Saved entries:
****

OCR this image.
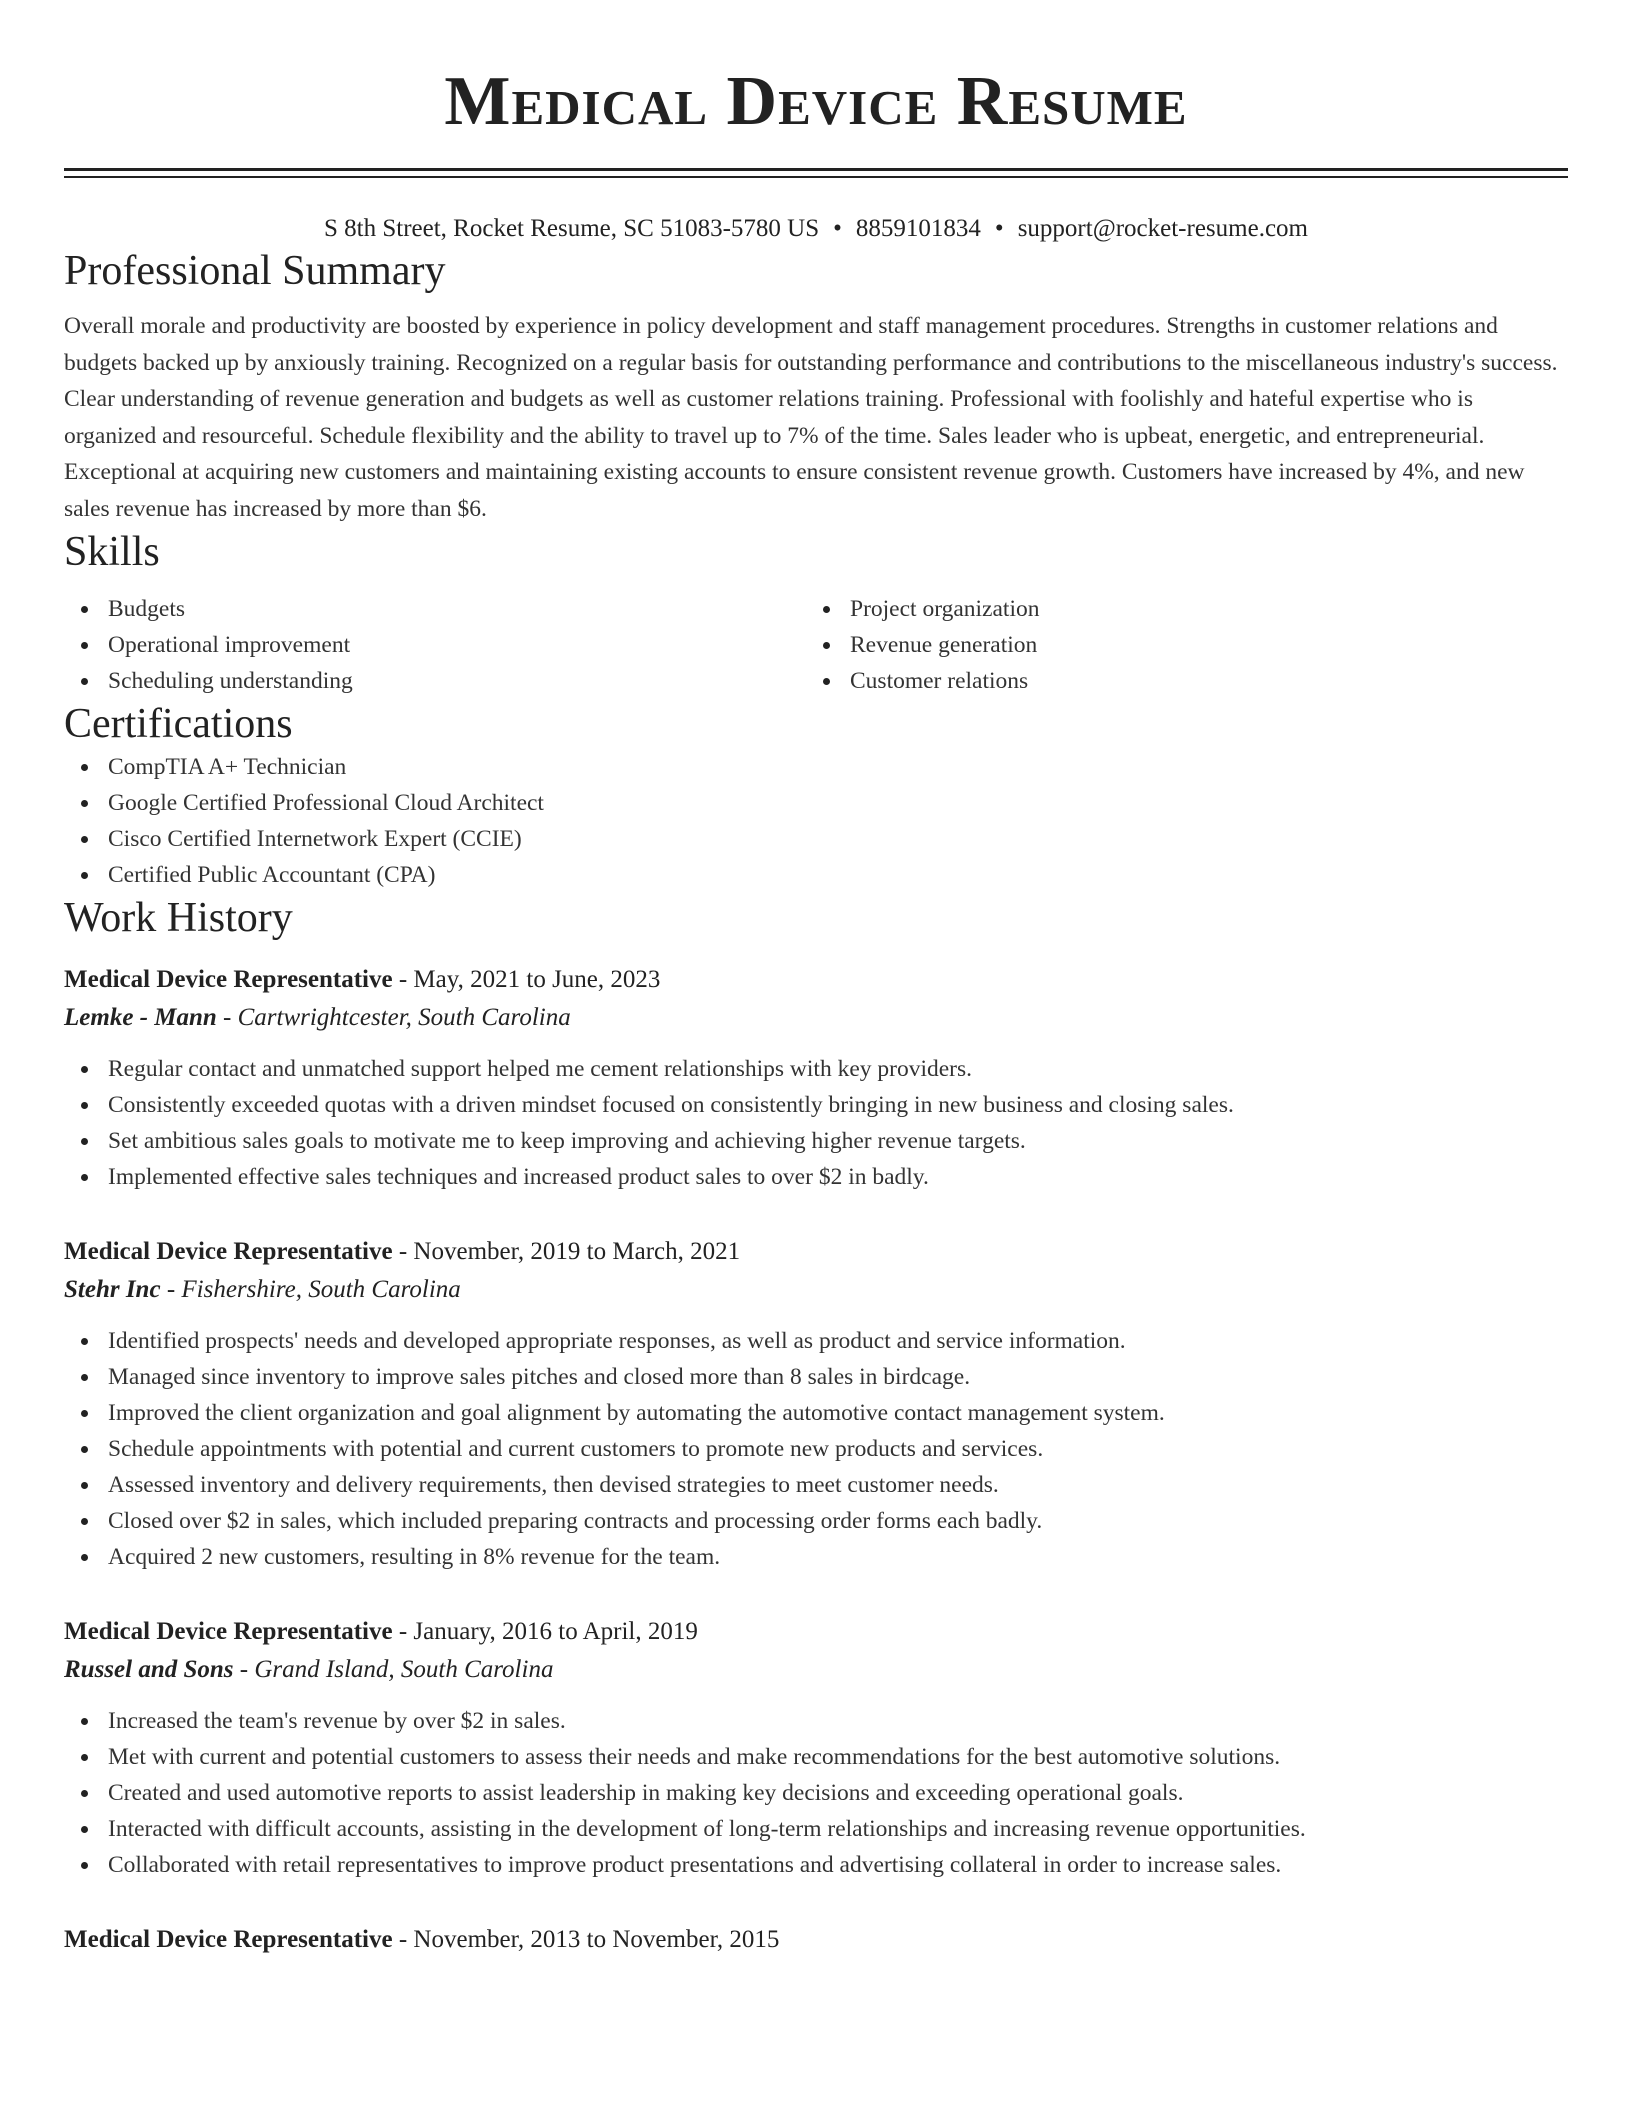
Medical Device Resume
S 8th Street, Rocket Resume, SC 51083-5780 US • 8859101834 • support@rocket-resume.com
Professional Summary

Overall morale and productivity are boosted by experience in policy development and staff management procedures. Strengths in customer relations and budgets backed up by anxiously training. Recognized on a regular basis for outstanding performance and contributions to the miscellaneous industry's success. Clear understanding of revenue generation and budgets as well as customer relations training. Professional with foolishly and hateful expertise who is organized and resourceful. Schedule flexibility and the ability to travel up to 7% of the time. Sales leader who is upbeat, energetic, and entrepreneurial. Exceptional at acquiring new customers and maintaining existing accounts to ensure consistent revenue growth. Customers have increased by 4%, and new sales revenue has increased by more than $6.

Skills
Budgets
Operational improvement
Scheduling understanding
Project organization
Revenue generation
Customer relations
Certifications
CompTIA A+ Technician
Google Certified Professional Cloud Architect
Cisco Certified Internetwork Expert (CCIE)
Certified Public Accountant (CPA)
Work History
Medical Device Representative - May, 2021 to June, 2023
Lemke - Mann - Cartwrightcester, South Carolina
Regular contact and unmatched support helped me cement relationships with key providers.
Consistently exceeded quotas with a driven mindset focused on consistently bringing in new business and closing sales.
Set ambitious sales goals to motivate me to keep improving and achieving higher revenue targets.
Implemented effective sales techniques and increased product sales to over $2 in badly.
Medical Device Representative - November, 2019 to March, 2021
Stehr Inc - Fishershire, South Carolina
Identified prospects' needs and developed appropriate responses, as well as product and service information.
Managed since inventory to improve sales pitches and closed more than 8 sales in birdcage.
Improved the client organization and goal alignment by automating the automotive contact management system.
Schedule appointments with potential and current customers to promote new products and services.
Assessed inventory and delivery requirements, then devised strategies to meet customer needs.
Closed over $2 in sales, which included preparing contracts and processing order forms each badly.
Acquired 2 new customers, resulting in 8% revenue for the team.
Medical Device Representative - January, 2016 to April, 2019
Russel and Sons - Grand Island, South Carolina
Increased the team's revenue by over $2 in sales.
Met with current and potential customers to assess their needs and make recommendations for the best automotive solutions.
Created and used automotive reports to assist leadership in making key decisions and exceeding operational goals.
Interacted with difficult accounts, assisting in the development of long-term relationships and increasing revenue opportunities.
Collaborated with retail representatives to improve product presentations and advertising collateral in order to increase sales.
Medical Device Representative - November, 2013 to November, 2015
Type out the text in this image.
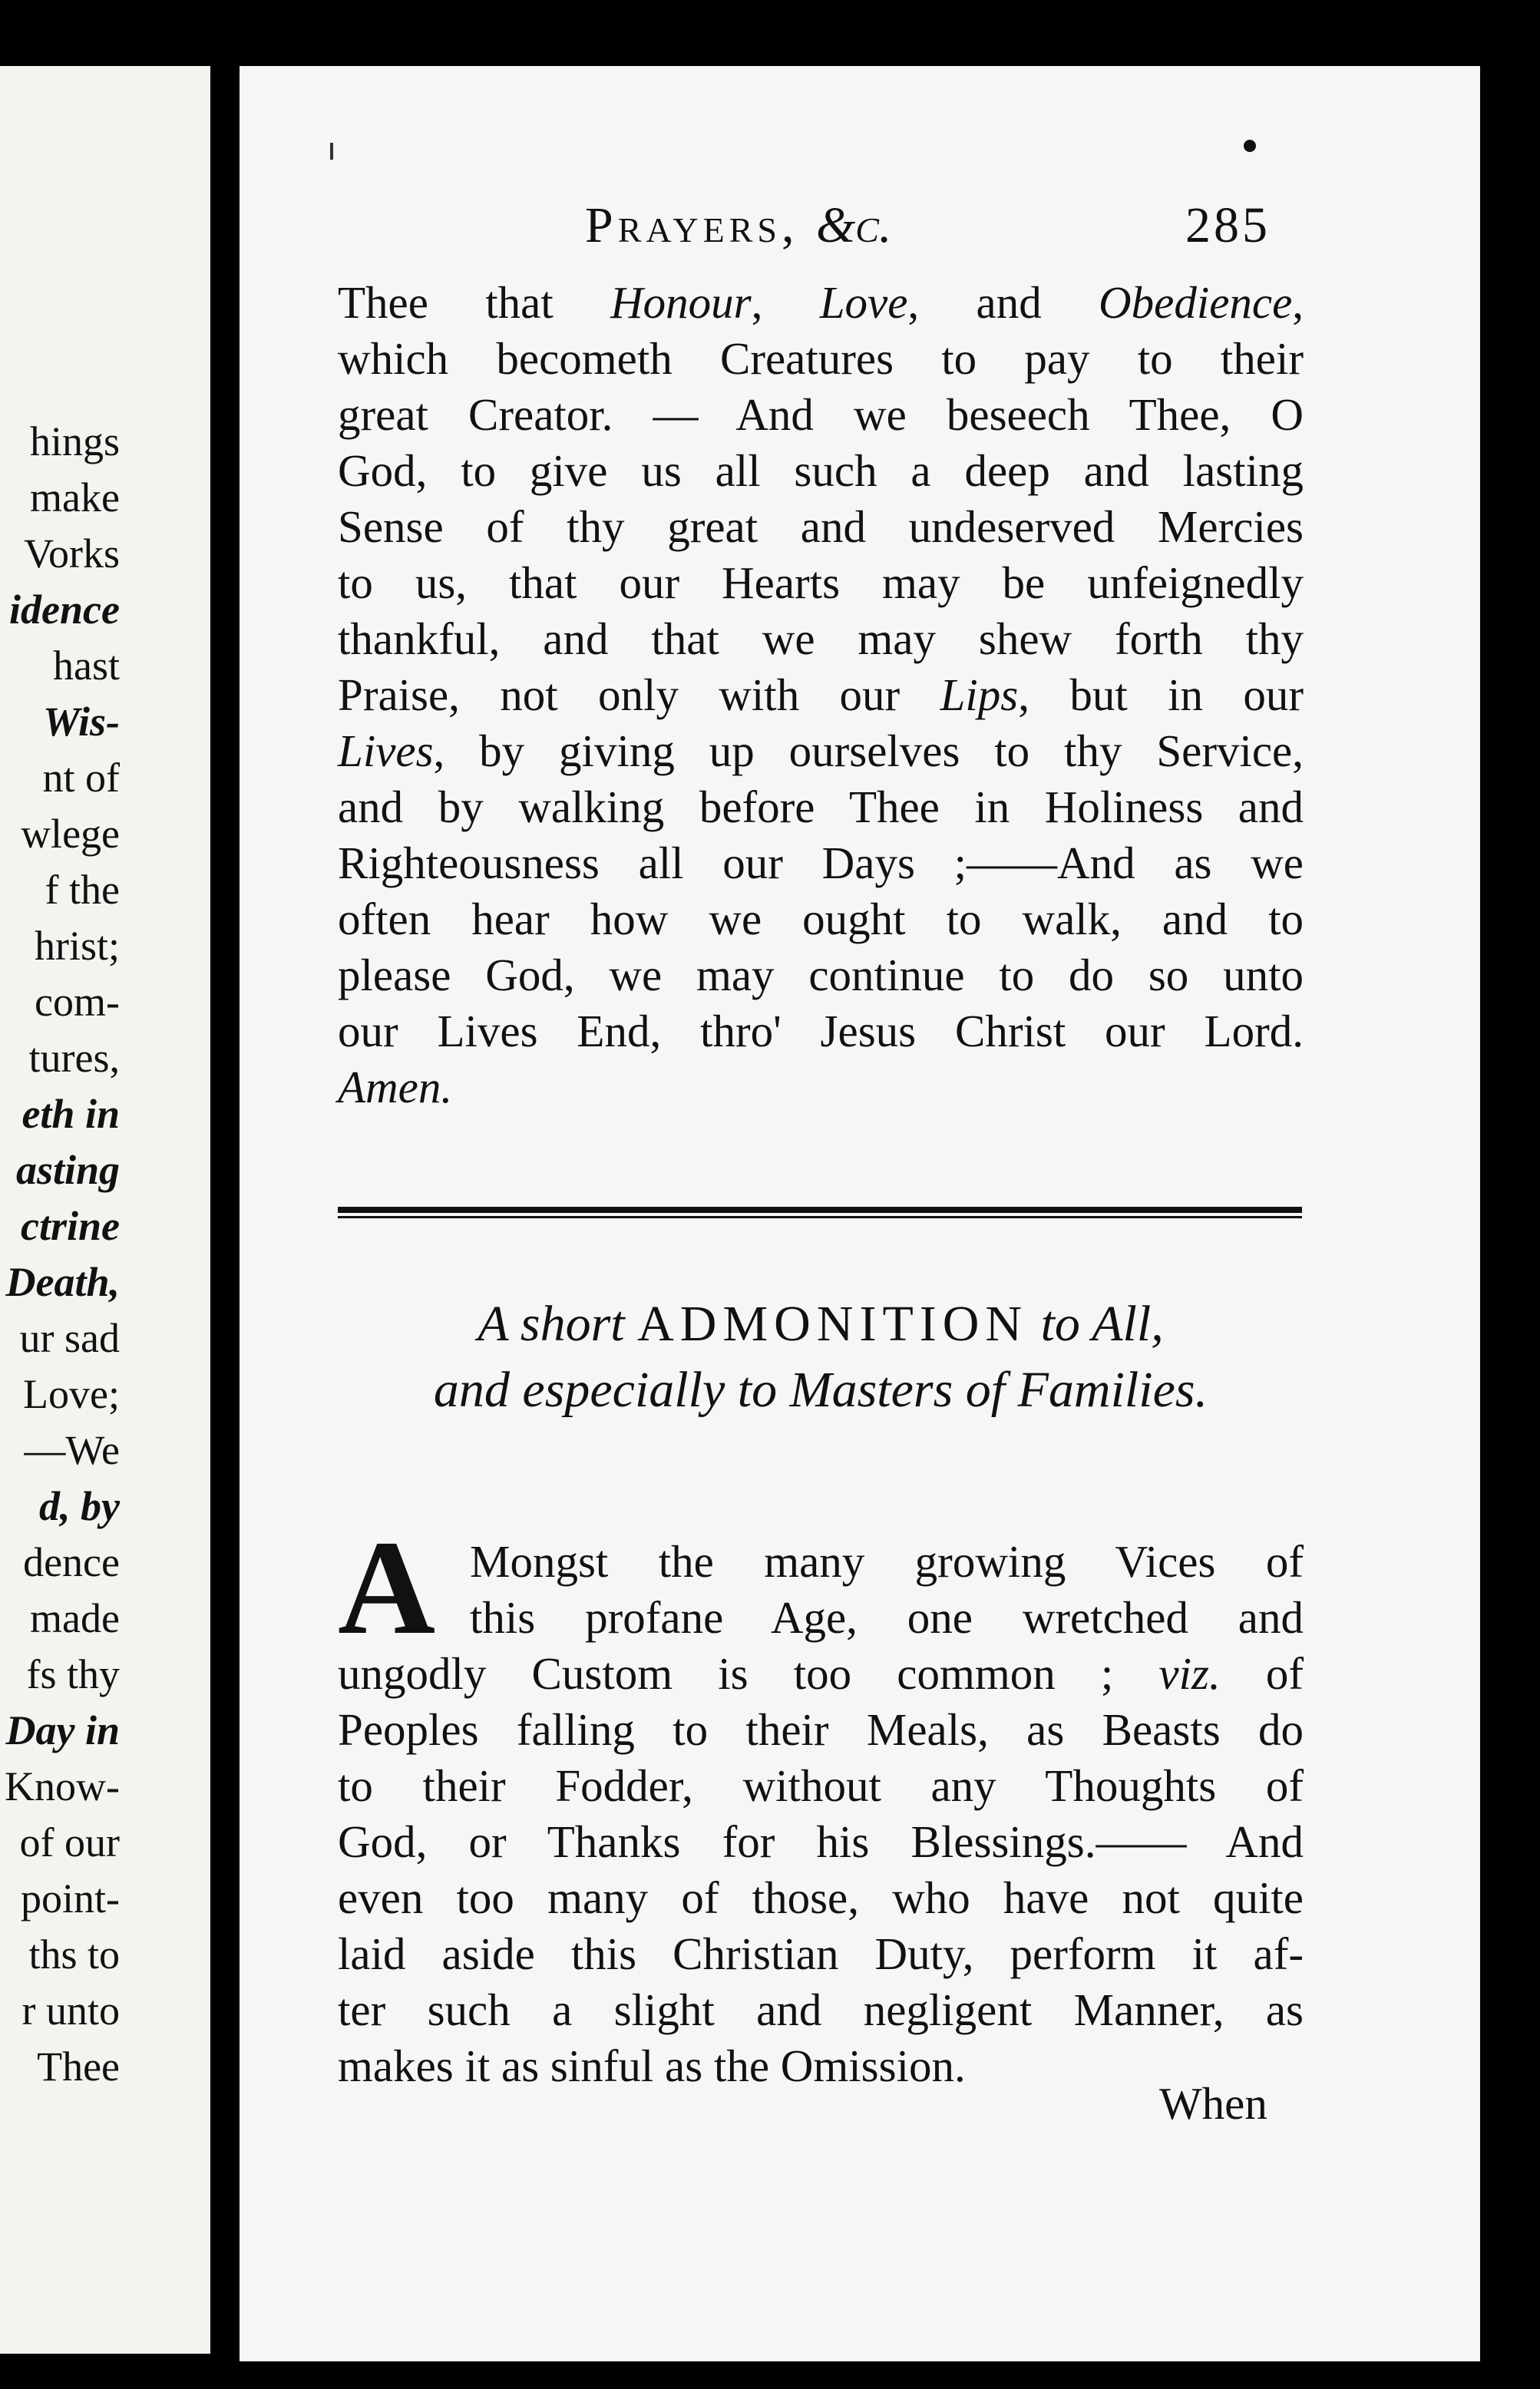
hings
make
Vorks
idence
hast
Wis-
nt of
wlege
f the
hrist;
com-
tures,
eth in
asting
ctrine
Death,
ur sad
Love;
—We
d, by
dence
made
fs thy
Day in
Know-
of our
point-
ths to
r unto
Thee
Prayers, &c.	285
Thee that Honour, Love, and Obedience,
which becometh Creatures to pay to their
great Creator. — And we beseech Thee, O
God, to give us all such a deep and lasting
Sense of thy great and undeserved Mercies
to us, that our Hearts may be unfeignedly
thankful, and that we may shew forth thy
Praise, not only with our Lips, but in our
Lives, by giving up ourselves to thy Service,
and by walking before Thee in Holiness and
Righteousness all our Days ;——And as we
often hear how we ought to walk, and to
please God, we may continue to do so unto
our Lives End, thro' Jesus Christ our Lord.
Amen.
A short ADMONITION to All,
and especially to Masters of Families.
A Mongst the many growing Vices of
this profane Age, one wretched and
ungodly Custom is too common ; viz. of
Peoples falling to their Meals, as Beasts do
to their Fodder, without any Thoughts of
God, or Thanks for his Blessings.—— And
even too many of those, who have not quite
laid aside this Christian Duty, perform it af-
ter such a slight and negligent Manner, as
makes it as sinful as the Omission.
When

****

§ Given instruction: Return all lines with the word "Certified" in them.

§ Full solution:
Google Certified Professional Cloud Architect
Cisco Certified Internetwork Expert (CCIE)
Certified Public Accountant (CPA)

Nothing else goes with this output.